TASK
Every line containing the word "लगभग" needs to be found and copied.

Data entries

--

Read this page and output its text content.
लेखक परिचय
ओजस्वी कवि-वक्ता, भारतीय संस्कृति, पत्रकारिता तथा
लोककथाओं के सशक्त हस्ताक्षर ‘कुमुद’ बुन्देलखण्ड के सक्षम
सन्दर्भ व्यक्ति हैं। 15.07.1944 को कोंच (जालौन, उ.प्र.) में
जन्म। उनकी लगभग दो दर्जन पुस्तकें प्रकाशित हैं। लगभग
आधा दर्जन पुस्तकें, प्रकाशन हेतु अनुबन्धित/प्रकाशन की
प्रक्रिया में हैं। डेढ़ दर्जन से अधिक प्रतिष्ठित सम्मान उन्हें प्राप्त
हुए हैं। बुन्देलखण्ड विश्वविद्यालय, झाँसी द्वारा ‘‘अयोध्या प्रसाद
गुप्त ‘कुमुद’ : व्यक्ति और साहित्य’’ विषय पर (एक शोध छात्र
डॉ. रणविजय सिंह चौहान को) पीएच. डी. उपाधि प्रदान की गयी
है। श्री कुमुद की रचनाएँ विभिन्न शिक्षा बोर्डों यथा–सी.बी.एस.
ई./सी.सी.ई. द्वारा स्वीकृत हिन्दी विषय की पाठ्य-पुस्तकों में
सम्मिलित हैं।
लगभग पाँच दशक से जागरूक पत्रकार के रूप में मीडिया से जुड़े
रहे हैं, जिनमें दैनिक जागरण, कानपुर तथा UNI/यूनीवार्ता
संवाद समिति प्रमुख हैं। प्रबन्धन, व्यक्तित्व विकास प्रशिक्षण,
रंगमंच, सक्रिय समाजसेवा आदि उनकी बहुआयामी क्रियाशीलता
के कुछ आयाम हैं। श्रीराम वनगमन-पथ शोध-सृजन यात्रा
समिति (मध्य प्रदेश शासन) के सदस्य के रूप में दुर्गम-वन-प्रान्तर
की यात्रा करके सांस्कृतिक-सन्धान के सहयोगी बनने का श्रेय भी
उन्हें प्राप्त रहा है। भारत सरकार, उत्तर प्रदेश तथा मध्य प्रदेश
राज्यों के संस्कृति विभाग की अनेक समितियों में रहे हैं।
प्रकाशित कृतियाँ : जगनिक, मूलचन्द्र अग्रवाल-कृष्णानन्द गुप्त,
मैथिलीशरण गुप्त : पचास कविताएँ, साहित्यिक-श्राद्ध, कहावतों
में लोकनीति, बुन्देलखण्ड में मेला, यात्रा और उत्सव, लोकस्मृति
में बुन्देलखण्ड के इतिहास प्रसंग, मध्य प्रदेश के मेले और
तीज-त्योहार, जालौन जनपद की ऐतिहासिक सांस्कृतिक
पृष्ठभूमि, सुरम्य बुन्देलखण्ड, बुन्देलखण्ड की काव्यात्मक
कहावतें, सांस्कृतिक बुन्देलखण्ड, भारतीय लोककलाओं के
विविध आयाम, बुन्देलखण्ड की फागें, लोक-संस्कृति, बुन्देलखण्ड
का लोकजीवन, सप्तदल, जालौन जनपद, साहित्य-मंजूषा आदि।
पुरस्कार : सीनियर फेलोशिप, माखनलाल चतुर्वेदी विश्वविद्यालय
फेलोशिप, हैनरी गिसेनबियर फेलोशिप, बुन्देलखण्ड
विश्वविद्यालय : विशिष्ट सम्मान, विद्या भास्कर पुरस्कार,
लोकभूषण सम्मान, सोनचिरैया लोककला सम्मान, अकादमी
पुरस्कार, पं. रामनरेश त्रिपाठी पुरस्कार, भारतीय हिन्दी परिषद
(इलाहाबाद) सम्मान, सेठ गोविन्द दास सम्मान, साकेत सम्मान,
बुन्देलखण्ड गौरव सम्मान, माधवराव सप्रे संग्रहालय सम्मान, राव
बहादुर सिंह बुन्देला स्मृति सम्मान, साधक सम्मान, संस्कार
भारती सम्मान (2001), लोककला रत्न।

--

EXERCISE RESULT
जन्म। उनकी लगभग दो दर्जन पुस्तकें प्रकाशित हैं। लगभग
लगभग पाँच दशक से जागरूक पत्रकार के रूप में मीडिया से जुड़े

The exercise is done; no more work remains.